[Dataset records]
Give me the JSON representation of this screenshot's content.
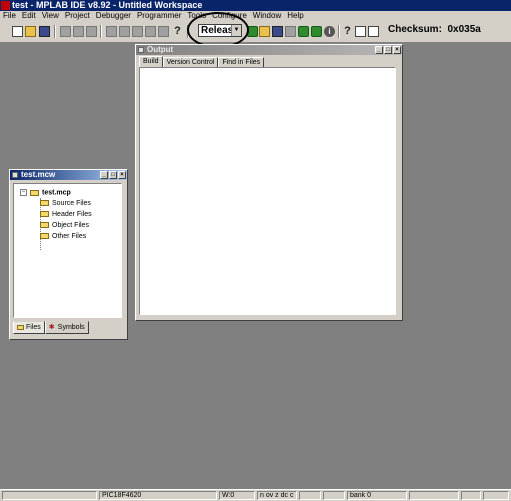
{
  "window": {
    "title": "test - MPLAB IDE v8.92 - Untitled Workspace"
  },
  "menu": [
    "File",
    "Edit",
    "View",
    "Project",
    "Debugger",
    "Programmer",
    "Tools",
    "Configure",
    "Window",
    "Help"
  ],
  "toolbar": {
    "build_config": "Release",
    "checksum_label": "Checksum:",
    "checksum_value": "0x035a",
    "icons": [
      "new-file-icon",
      "open-folder-icon",
      "save-icon",
      "cut-icon",
      "copy-icon",
      "paste-icon",
      "print-icon",
      "help-icon",
      "open-project-icon",
      "save-workspace-icon",
      "workspace-icon",
      "build-icon",
      "info-icon"
    ]
  },
  "output_window": {
    "title": "Output",
    "tabs": [
      "Build",
      "Version Control",
      "Find in Files"
    ],
    "active_tab": "Build"
  },
  "project_window": {
    "title": "test.mcw",
    "tree": {
      "root": "test.mcp",
      "children": [
        "Source Files",
        "Header Files",
        "Object Files",
        "Other Files"
      ]
    },
    "tabs": [
      "Files",
      "Symbols"
    ],
    "active_tab": "Files"
  },
  "statusbar": {
    "device": "PIC18F4620",
    "w_register": "W:0",
    "flags": "n ov z dc c",
    "bank": "bank 0"
  }
}
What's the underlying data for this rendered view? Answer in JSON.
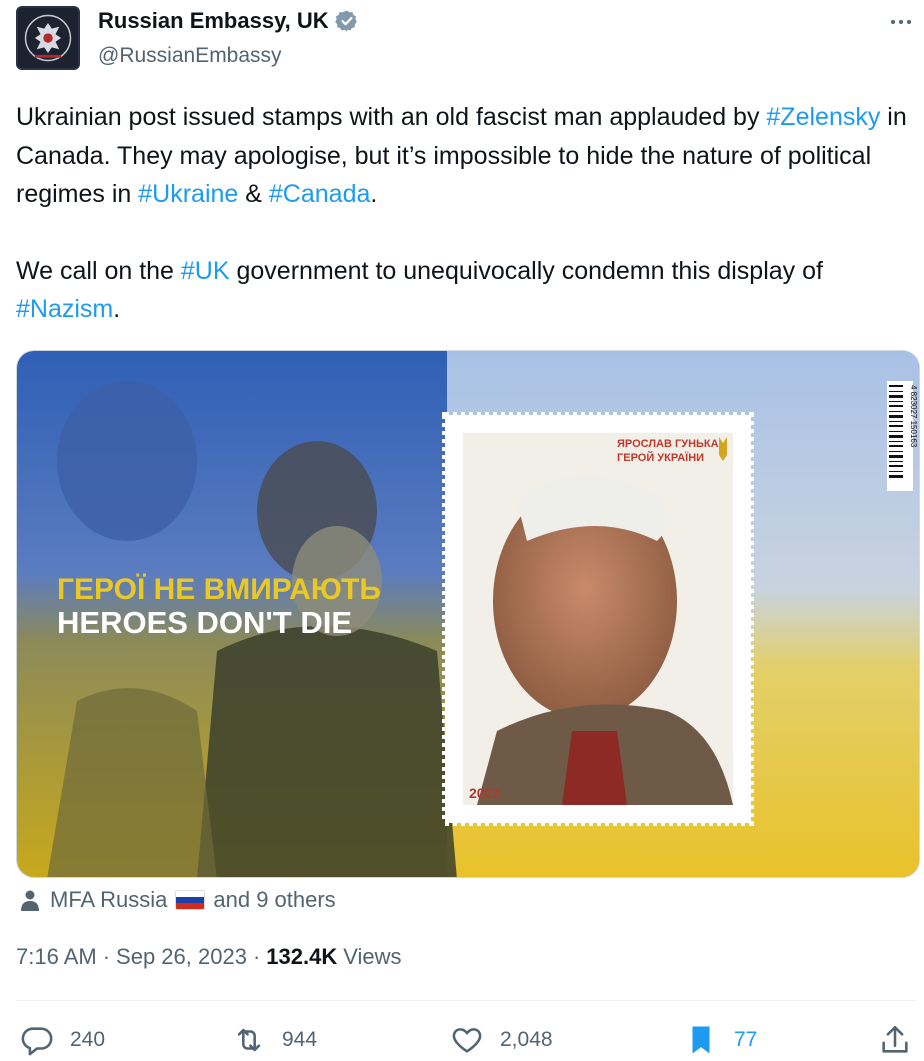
{
  "tweet": {
    "author": {
      "display_name": "Russian Embassy, UK",
      "handle": "@RussianEmbassy",
      "verified": true
    },
    "text": {
      "p1_a": "Ukrainian post issued stamps with an old fascist man applauded by ",
      "p1_tag1": "#Zelensky",
      "p1_b": " in Canada. They may apologise, but it’s impossible to hide the nature of political regimes in ",
      "p1_tag2": "#Ukraine",
      "p1_c": " & ",
      "p1_tag3": "#Canada",
      "p1_d": ".",
      "p2_a": "We call on the ",
      "p2_tag1": "#UK",
      "p2_b": " government to unequivocally condemn this display of ",
      "p2_tag2": "#Nazism",
      "p2_c": "."
    },
    "media": {
      "headline_ua": "ГЕРОЇ НЕ ВМИРАЮТЬ",
      "headline_en": "HEROES DON'T DIE",
      "stamp_name_line1": "ЯРОСЛАВ ГУНЬКА",
      "stamp_name_line2": "ГЕРОЙ УКРАЇНИ",
      "stamp_year": "2023",
      "barcode_text": "4 823027 150163"
    },
    "tagged": {
      "first": "MFA Russia",
      "rest": "and 9 others"
    },
    "meta": {
      "time": "7:16 AM",
      "sep1": "·",
      "date": "Sep 26, 2023",
      "sep2": "·",
      "views_count": "132.4K",
      "views_label": "Views"
    },
    "actions": {
      "replies": "240",
      "retweets": "944",
      "likes": "2,048",
      "bookmarks": "77"
    }
  },
  "colors": {
    "link": "#1d9bf0",
    "secondary_text": "#536471",
    "primary_text": "#0f1419",
    "flag_white": "#ffffff",
    "flag_blue": "#1c3fa8",
    "flag_red": "#d52b1e"
  },
  "icons": [
    "more-icon",
    "verified-icon",
    "person-icon",
    "reply-icon",
    "retweet-icon",
    "like-icon",
    "bookmark-icon",
    "share-icon"
  ]
}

### [Short task]
Do not include the images; transcribe the rest of the listing exactly.

### [Answer to the exercise]
Give me the JSON representation of this screenshot's content.
{
  "window": {
    "title": "test - MPLAB IDE v8.92 - Untitled Workspace"
  },
  "menu": [
    "File",
    "Edit",
    "View",
    "Project",
    "Debugger",
    "Programmer",
    "Tools",
    "Configure",
    "Window",
    "Help"
  ],
  "toolbar": {
    "build_config": "Release",
    "checksum_label": "Checksum:",
    "checksum_value": "0x035a",
    "icons": [
      "new-file-icon",
      "open-folder-icon",
      "save-icon",
      "cut-icon",
      "copy-icon",
      "paste-icon",
      "print-icon",
      "help-icon",
      "open-project-icon",
      "save-workspace-icon",
      "workspace-icon",
      "build-icon",
      "info-icon"
    ]
  },
  "output_window": {
    "title": "Output",
    "tabs": [
      "Build",
      "Version Control",
      "Find in Files"
    ],
    "active_tab": "Build"
  },
  "project_window": {
    "title": "test.mcw",
    "tree": {
      "root": "test.mcp",
      "children": [
        "Source Files",
        "Header Files",
        "Object Files",
        "Other Files"
      ]
    },
    "tabs": [
      "Files",
      "Symbols"
    ],
    "active_tab": "Files"
  },
  "statusbar": {
    "device": "PIC18F4620",
    "w_register": "W:0",
    "flags": "n ov z dc c",
    "bank": "bank 0"
  }
}
What's the underlying data for this rendered view? Answer in JSON.
{
  "tweet": {
    "author": {
      "display_name": "Russian Embassy, UK",
      "handle": "@RussianEmbassy",
      "verified": true
    },
    "text": {
      "p1_a": "Ukrainian post issued stamps with an old fascist man applauded by ",
      "p1_tag1": "#Zelensky",
      "p1_b": " in Canada. They may apologise, but it’s impossible to hide the nature of political regimes in ",
      "p1_tag2": "#Ukraine",
      "p1_c": " & ",
      "p1_tag3": "#Canada",
      "p1_d": ".",
      "p2_a": "We call on the ",
      "p2_tag1": "#UK",
      "p2_b": " government to unequivocally condemn this display of ",
      "p2_tag2": "#Nazism",
      "p2_c": "."
    },
    "media": {
      "headline_ua": "ГЕРОЇ НЕ ВМИРАЮТЬ",
      "headline_en": "HEROES DON'T DIE",
      "stamp_name_line1": "ЯРОСЛАВ ГУНЬКА",
      "stamp_name_line2": "ГЕРОЙ УКРАЇНИ",
      "stamp_year": "2023",
      "barcode_text": "4 823027 150163"
    },
    "tagged": {
      "first": "MFA Russia",
      "rest": "and 9 others"
    },
    "meta": {
      "time": "7:16 AM",
      "sep1": "·",
      "date": "Sep 26, 2023",
      "sep2": "·",
      "views_count": "132.4K",
      "views_label": "Views"
    },
    "actions": {
      "replies": "240",
      "retweets": "944",
      "likes": "2,048",
      "bookmarks": "77"
    }
  },
  "colors": {
    "link": "#1d9bf0",
    "secondary_text": "#536471",
    "primary_text": "#0f1419",
    "flag_white": "#ffffff",
    "flag_blue": "#1c3fa8",
    "flag_red": "#d52b1e"
  },
  "icons": [
    "more-icon",
    "verified-icon",
    "person-icon",
    "reply-icon",
    "retweet-icon",
    "like-icon",
    "bookmark-icon",
    "share-icon"
  ]
}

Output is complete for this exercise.